Emit the data below verbatim, stripping out any pictures.

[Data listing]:

----------

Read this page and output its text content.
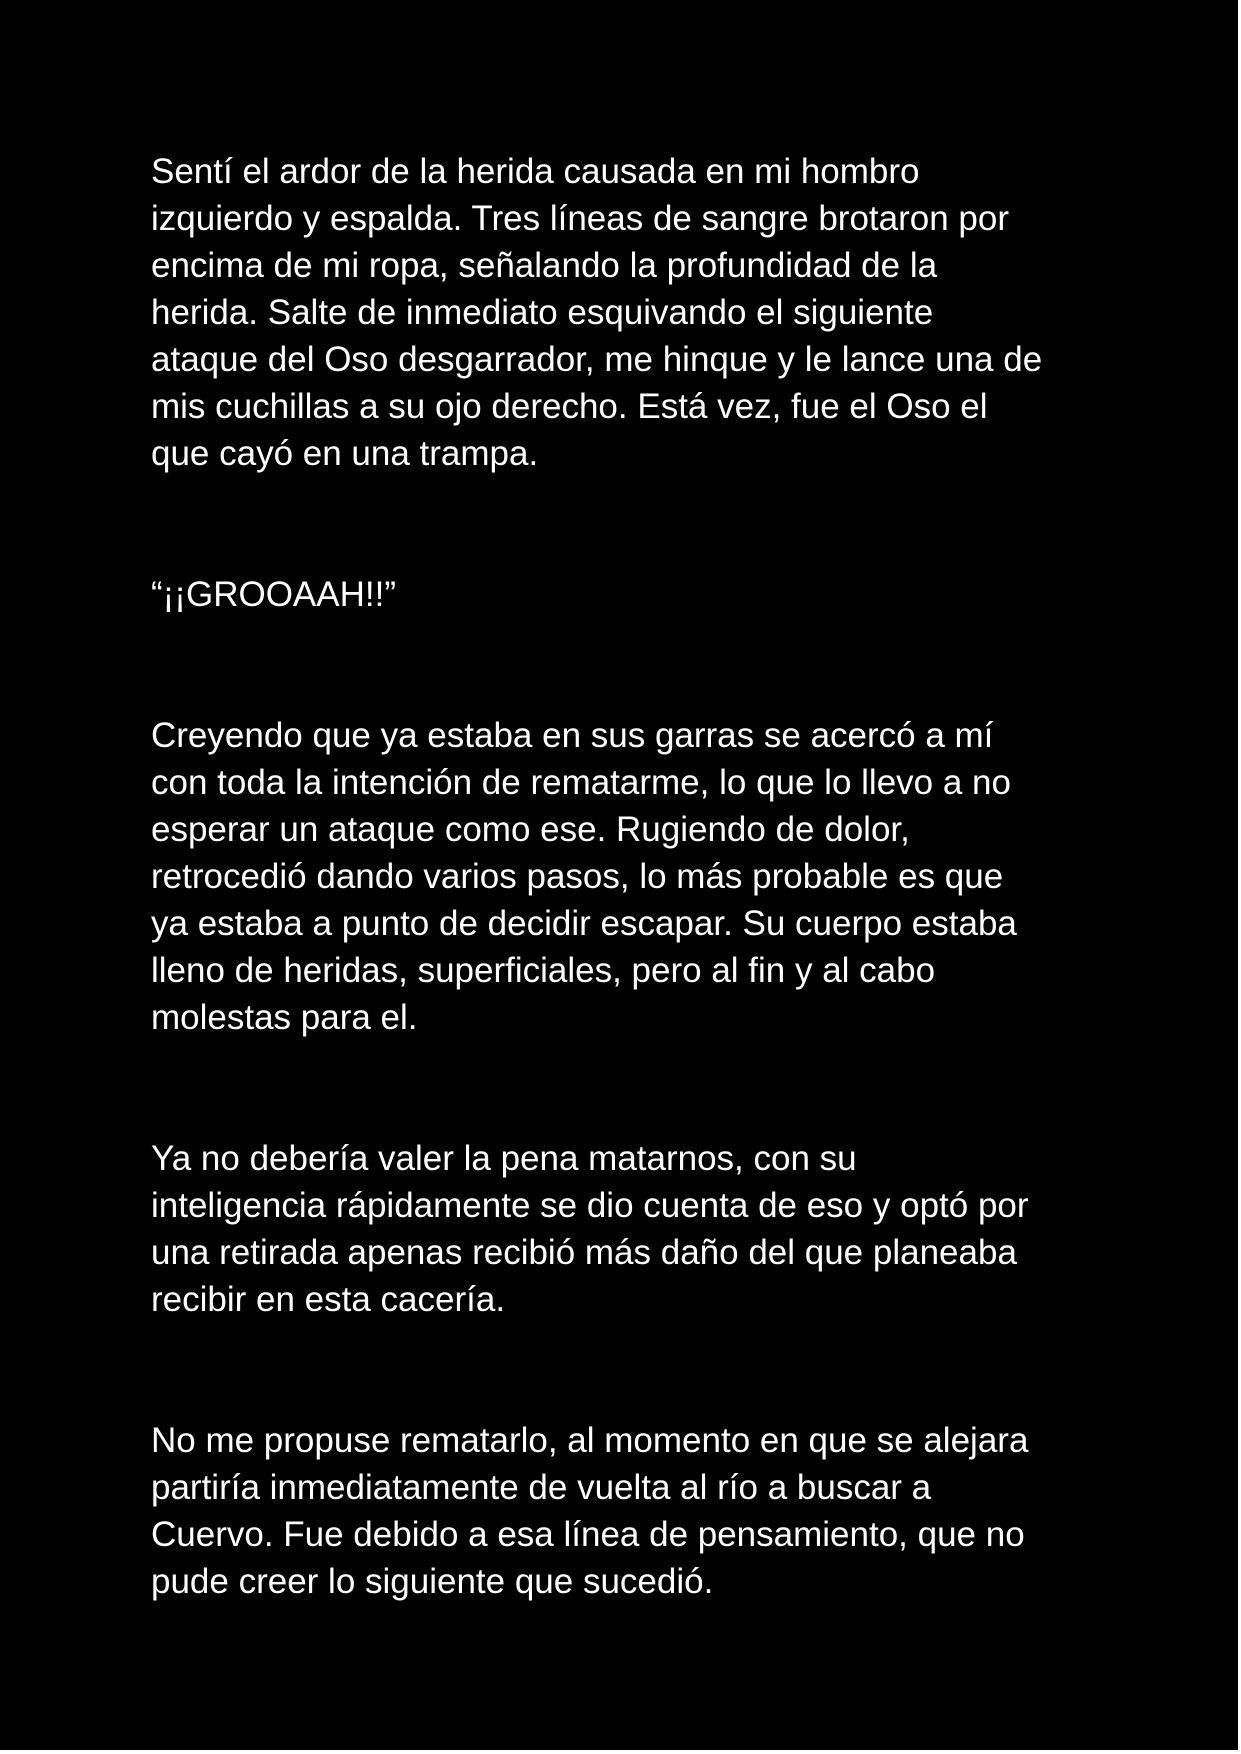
Sentí el ardor de la herida causada en mi hombro
izquierdo y espalda. Tres líneas de sangre brotaron por
encima de mi ropa, señalando la profundidad de la
herida. Salte de inmediato esquivando el siguiente
ataque del Oso desgarrador, me hinque y le lance una de
mis cuchillas a su ojo derecho. Está vez, fue el Oso el
que cayó en una trampa.

“¡¡GROOAAH!!”

Creyendo que ya estaba en sus garras se acercó a mí
con toda la intención de rematarme, lo que lo llevo a no
esperar un ataque como ese. Rugiendo de dolor,
retrocedió dando varios pasos, lo más probable es que
ya estaba a punto de decidir escapar. Su cuerpo estaba
lleno de heridas, superficiales, pero al fin y al cabo
molestas para el.

Ya no debería valer la pena matarnos, con su
inteligencia rápidamente se dio cuenta de eso y optó por
una retirada apenas recibió más daño del que planeaba
recibir en esta cacería.

No me propuse rematarlo, al momento en que se alejara
partiría inmediatamente de vuelta al río a buscar a
Cuervo. Fue debido a esa línea de pensamiento, que no
pude creer lo siguiente que sucedió.
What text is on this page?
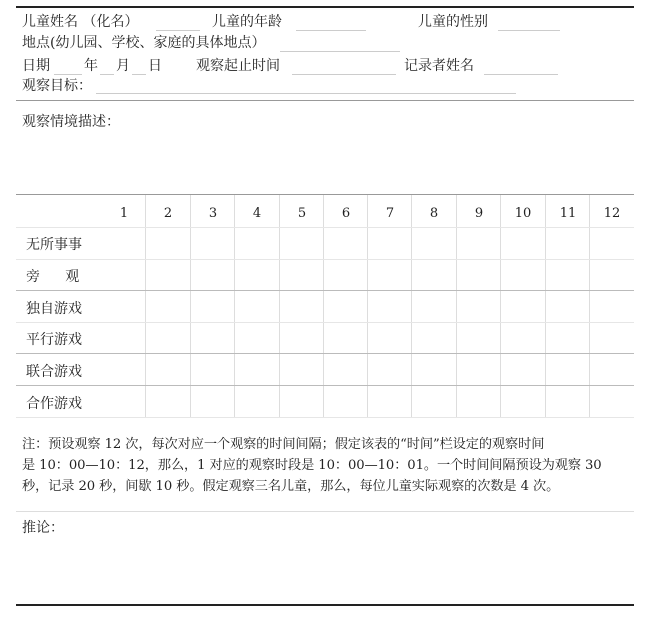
儿童姓名 （化名）	儿童的年龄	儿童的性别
地点(幼儿园、学校、家庭的具体地点）
日期 年 月 日 观察起止时间	记录者姓名
观察目标：
观察情境描述：
1	2	3	4	5	6	7	8	9	10	11	12
无所事事
旁观
独自游戏
平行游戏
联合游戏
合作游戏

注：预设观察 12 次，每次对应一个观察的时间间隔；假定该表的“时间”栏设定的观察时间

是 10：00—10：12，那么，1 对应的观察时段是 10：00—10：01。一个时间间隔预设为观察 30

秒，记录 20 秒，间歇 10 秒。假定观察三名儿童，那么，每位儿童实际观察的次数是 4 次。

推论：
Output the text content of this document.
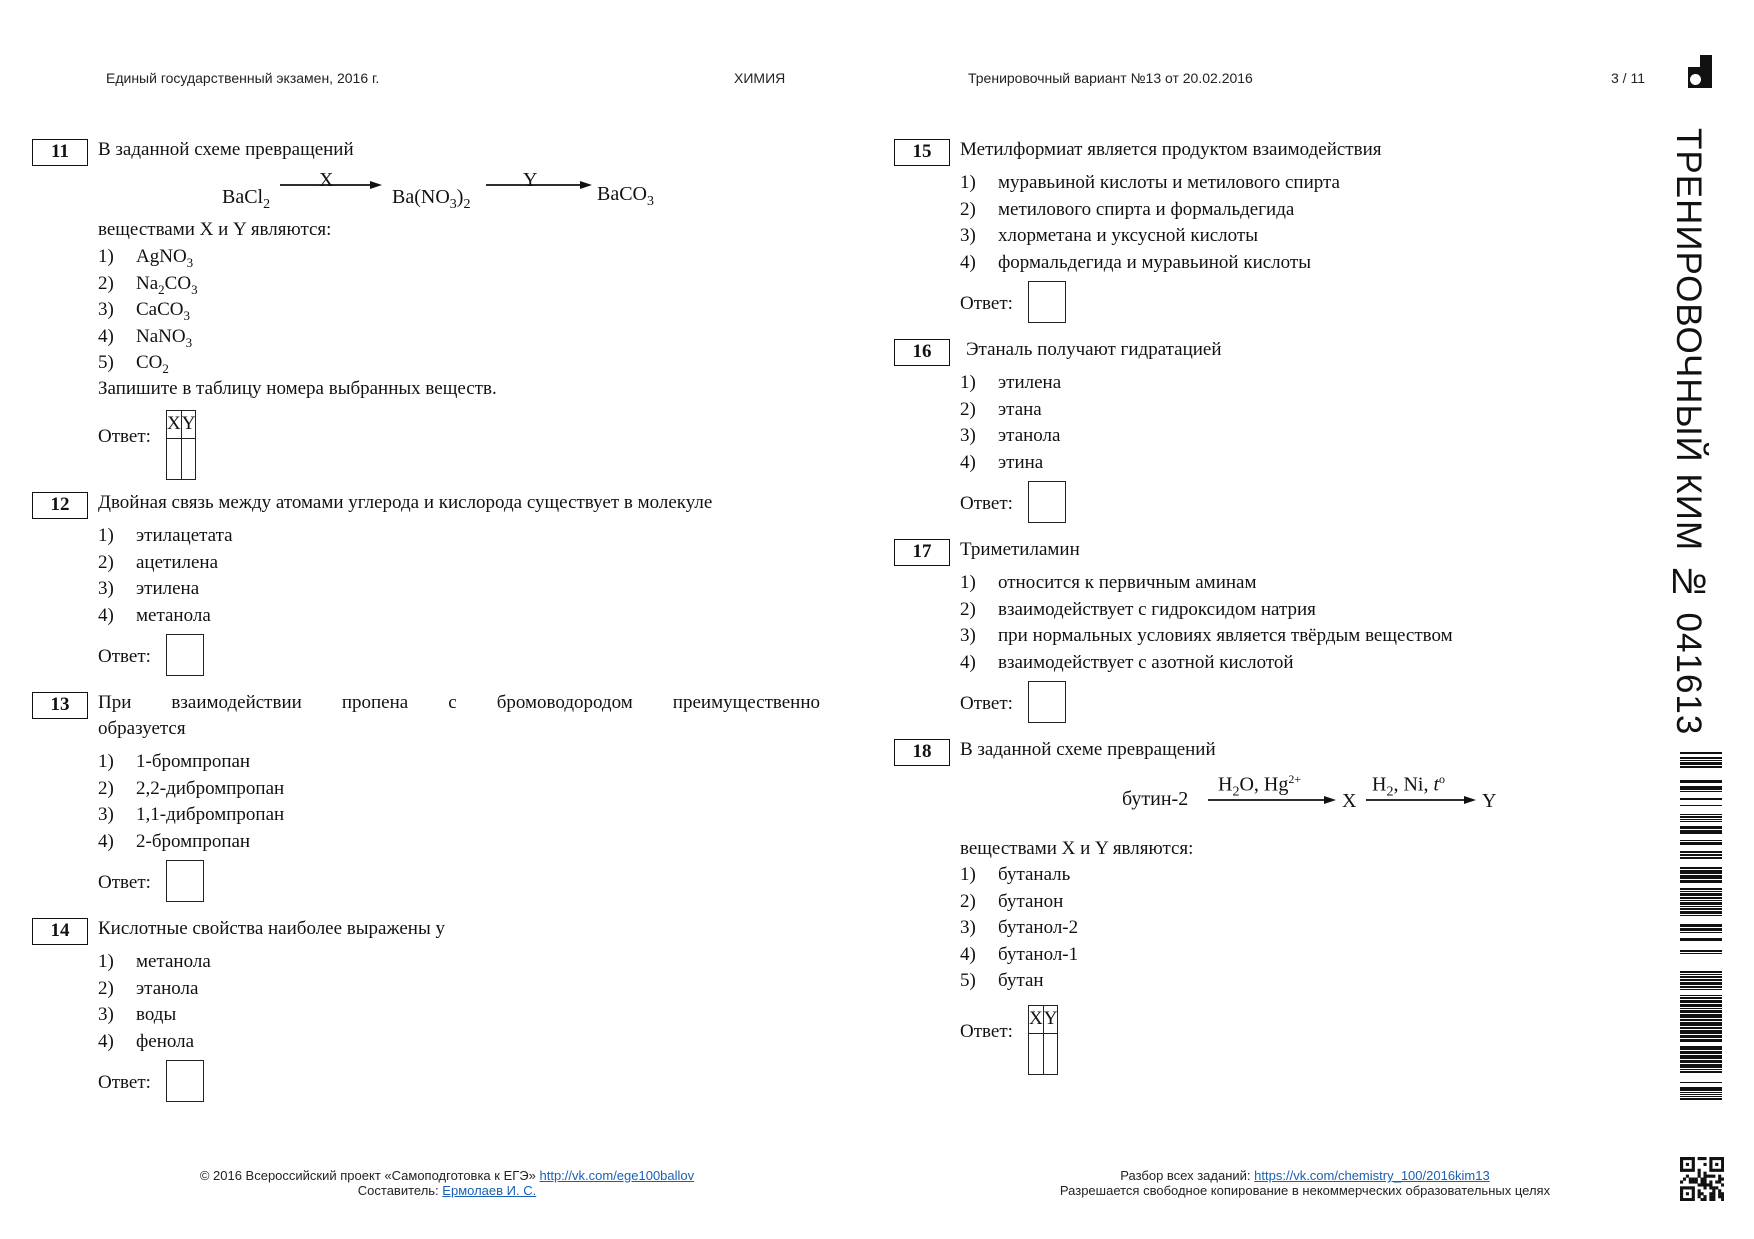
Единый государственный экзамен, 2016 г.	ХИМИЯ	Тренировочный вариант №13 от 20.02.2016	3 / 11
11	В заданной схеме превращений
BaCl$_2$
X
$Ba(NO_3)_2$
Y
BaCO$_3$
веществами X и Y являются:
1) AgNO$_3$
2) $Na_2CO_3$
3) CaCO$_3$
4) NaNO$_3$
5) $CO_2$
Запишите в таблицу номера выбранных веществ.
Ответ:
X	Y

12	Двойная связь между атомами углерода и кислорода существует в молекуле
1) этилацетата
2) ацетилена
3) этилена
4) метанола
Ответ:
13	При взаимодействии пропена с бромоводородом преимущественно
образуется
1) 1-бромпропан
2) 2,2-дибромпропан
3) 1,1-дибромпропан
4) 2-бромпропан
Ответ:
14	Кислотные свойства наиболее выражены у
1) метанола
2) этанола
3) воды
4) фенола
Ответ:
15	Метилформиат является продуктом взаимодействия
1) муравьиной кислоты и метилового спирта
2) метилового спирта и формальдегида
3) хлорметана и уксусной кислоты
4) формальдегида и муравьиной кислоты
Ответ:
16	Этаналь получают гидратацией
1) этилена
2) этана
3) этанола
4) этина
Ответ:
17	Триметиламин
1) относится к первичным аминам
2) взаимодействует с гидроксидом натрия
3) при нормальных условиях является твёрдым веществом
4) взаимодействует с азотной кислотой
Ответ:
18	В заданной схеме превращений
бутин-2
$H_2O$, $Hg^{2+}$
X
$H_2$, Ni, $t^o$
Y
веществами X и Y являются:
1) бутаналь
2) бутанон
3) бутанол-2
4) бутанол-1
5) бутан
Ответ:
X	Y

ТРЕНИРОВОЧНЫЙ КИМ № 041613
© 2016 Всероссийский проект «Самоподготовка к ЕГЭ» http://vk.com/ege100ballov
Составитель: Ермолаев И. С.
Разбор всех заданий: https://vk.com/chemistry_100/2016kim13
Разрешается свободное копирование в некоммерческих образовательных целях
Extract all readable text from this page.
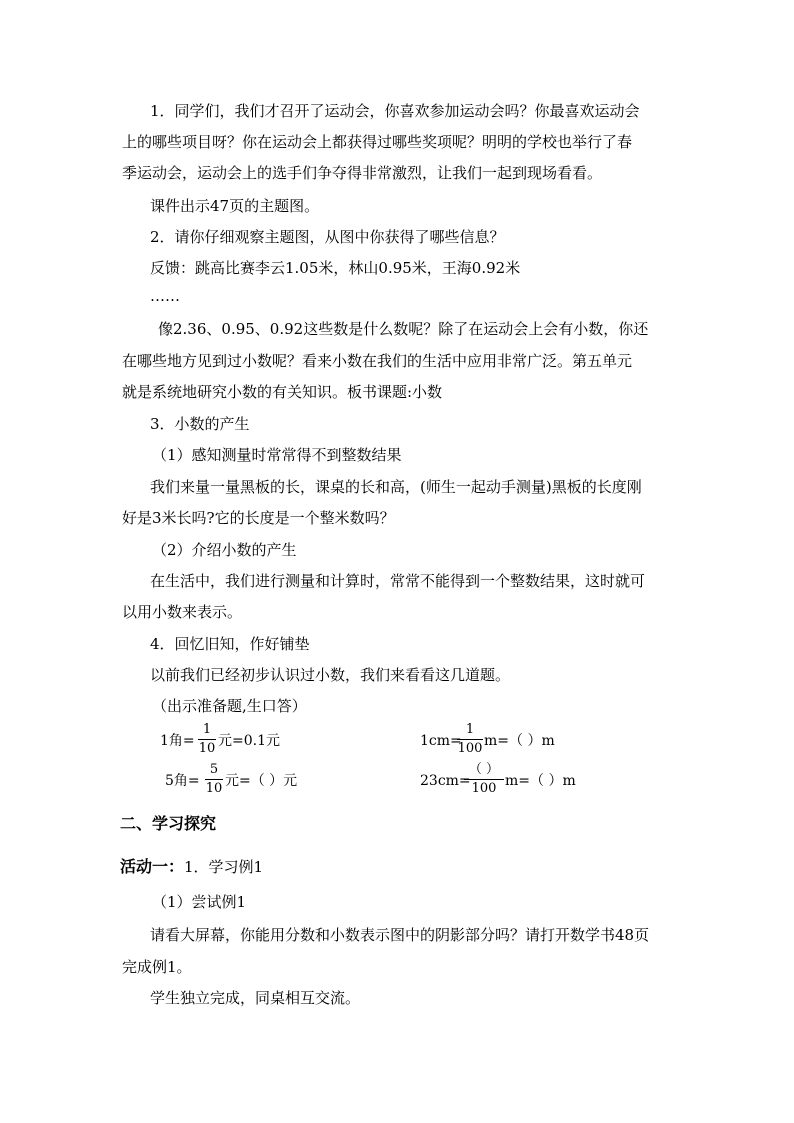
1．同学们，我们才召开了运动会，你喜欢参加运动会吗？你最喜欢运动会
上的哪些项目呀？你在运动会上都获得过哪些奖项呢？明明的学校也举行了春
季运动会，运动会上的选手们争夺得非常激烈，让我们一起到现场看看。
课件出示47页的主题图。
2．请你仔细观察主题图，从图中你获得了哪些信息？
反馈：跳高比赛李云1.05米，林山0.95米，王海0.92米
……
像2.36、0.95、0.92这些数是什么数呢？除了在运动会上会有小数，你还
在哪些地方见到过小数呢？看来小数在我们的生活中应用非常广泛。第五单元
就是系统地研究小数的有关知识。板书课题:小数
3．小数的产生
（1）感知测量时常常得不到整数结果
我们来量一量黑板的长，课桌的长和高，(师生一起动手测量)黑板的长度刚
好是3米长吗?它的长度是一个整米数吗？
（2）介绍小数的产生
在生活中，我们进行测量和计算时，常常不能得到一个整数结果，这时就可
以用小数来表示。
4．回忆旧知，作好铺垫
以前我们已经初步认识过小数，我们来看看这几道题。
（出示准备题,生口答）
1角=
1
10 元=0.1元	1cm=
1
100 m=（ ）m
5角=
5
10 元=（ ）元	23cm=
（ ）
100 m=（ ）m
二、学习探究
活动一：1．学习例1
（1）尝试例1
请看大屏幕，你能用分数和小数表示图中的阴影部分吗？请打开数学书48页
完成例1。
学生独立完成，同桌相互交流。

----------

[Written answer]:
Read this page and output its text content.
Sentí el ardor de la herida causada en mi hombro
izquierdo y espalda. Tres líneas de sangre brotaron por
encima de mi ropa, señalando la profundidad de la
herida. Salte de inmediato esquivando el siguiente
ataque del Oso desgarrador, me hinque y le lance una de
mis cuchillas a su ojo derecho. Está vez, fue el Oso el
que cayó en una trampa.

“¡¡GROOAAH!!”

Creyendo que ya estaba en sus garras se acercó a mí
con toda la intención de rematarme, lo que lo llevo a no
esperar un ataque como ese. Rugiendo de dolor,
retrocedió dando varios pasos, lo más probable es que
ya estaba a punto de decidir escapar. Su cuerpo estaba
lleno de heridas, superficiales, pero al fin y al cabo
molestas para el.

Ya no debería valer la pena matarnos, con su
inteligencia rápidamente se dio cuenta de eso y optó por
una retirada apenas recibió más daño del que planeaba
recibir en esta cacería.

No me propuse rematarlo, al momento en que se alejara
partiría inmediatamente de vuelta al río a buscar a
Cuervo. Fue debido a esa línea de pensamiento, que no
pude creer lo siguiente que sucedió.
What text is on this page?
儿童姓名 （化名）	儿童的年龄	儿童的性别
地点(幼儿园、学校、家庭的具体地点）
日期 年 月 日 观察起止时间	记录者姓名
观察目标：
观察情境描述：
1	2	3	4	5	6	7	8	9	10	11	12
无所事事
旁观
独自游戏
平行游戏
联合游戏
合作游戏

注：预设观察 12 次，每次对应一个观察的时间间隔；假定该表的“时间”栏设定的观察时间

是 10：00—10：12，那么，1 对应的观察时段是 10：00—10：01。一个时间间隔预设为观察 30

秒，记录 20 秒，间歇 10 秒。假定观察三名儿童，那么，每位儿童实际观察的次数是 4 次。

推论：
Output the text content of this document.
Единый государственный экзамен, 2016 г.	ХИМИЯ	Тренировочный вариант №13 от 20.02.2016	3 / 11
11	В заданной схеме превращений
BaCl$_2$
X
$Ba(NO_3)_2$
Y
BaCO$_3$
веществами X и Y являются:
1) AgNO$_3$
2) $Na_2CO_3$
3) CaCO$_3$
4) NaNO$_3$
5) $CO_2$
Запишите в таблицу номера выбранных веществ.
Ответ:
X	Y

12	Двойная связь между атомами углерода и кислорода существует в молекуле
1) этилацетата
2) ацетилена
3) этилена
4) метанола
Ответ:
13	При взаимодействии пропена с бромоводородом преимущественно
образуется
1) 1-бромпропан
2) 2,2-дибромпропан
3) 1,1-дибромпропан
4) 2-бромпропан
Ответ:
14	Кислотные свойства наиболее выражены у
1) метанола
2) этанола
3) воды
4) фенола
Ответ:
15	Метилформиат является продуктом взаимодействия
1) муравьиной кислоты и метилового спирта
2) метилового спирта и формальдегида
3) хлорметана и уксусной кислоты
4) формальдегида и муравьиной кислоты
Ответ:
16	Этаналь получают гидратацией
1) этилена
2) этана
3) этанола
4) этина
Ответ:
17	Триметиламин
1) относится к первичным аминам
2) взаимодействует с гидроксидом натрия
3) при нормальных условиях является твёрдым веществом
4) взаимодействует с азотной кислотой
Ответ:
18	В заданной схеме превращений
бутин-2
$H_2O$, $Hg^{2+}$
X
$H_2$, Ni, $t^o$
Y
веществами X и Y являются:
1) бутаналь
2) бутанон
3) бутанол-2
4) бутанол-1
5) бутан
Ответ:
X	Y

ТРЕНИРОВОЧНЫЙ КИМ № 041613
© 2016 Всероссийский проект «Самоподготовка к ЕГЭ» http://vk.com/ege100ballov
Составитель: Ермолаев И. С.
Разбор всех заданий: https://vk.com/chemistry_100/2016kim13
Разрешается свободное копирование в некоммерческих образовательных целях
Extract all readable text from this page.
1．同学们，我们才召开了运动会，你喜欢参加运动会吗？你最喜欢运动会
上的哪些项目呀？你在运动会上都获得过哪些奖项呢？明明的学校也举行了春
季运动会，运动会上的选手们争夺得非常激烈，让我们一起到现场看看。
课件出示47页的主题图。
2．请你仔细观察主题图，从图中你获得了哪些信息？
反馈：跳高比赛李云1.05米，林山0.95米，王海0.92米
……
像2.36、0.95、0.92这些数是什么数呢？除了在运动会上会有小数，你还
在哪些地方见到过小数呢？看来小数在我们的生活中应用非常广泛。第五单元
就是系统地研究小数的有关知识。板书课题:小数
3．小数的产生
（1）感知测量时常常得不到整数结果
我们来量一量黑板的长，课桌的长和高，(师生一起动手测量)黑板的长度刚
好是3米长吗?它的长度是一个整米数吗？
（2）介绍小数的产生
在生活中，我们进行测量和计算时，常常不能得到一个整数结果，这时就可
以用小数来表示。
4．回忆旧知，作好铺垫
以前我们已经初步认识过小数，我们来看看这几道题。
（出示准备题,生口答）
1角=
1
10 元=0.1元	1cm=
1
100 m=（ ）m
5角=
5
10 元=（ ）元	23cm=
（ ）
100 m=（ ）m
二、学习探究
活动一：1．学习例1
（1）尝试例1
请看大屏幕，你能用分数和小数表示图中的阴影部分吗？请打开数学书48页
完成例1。
学生独立完成，同桌相互交流。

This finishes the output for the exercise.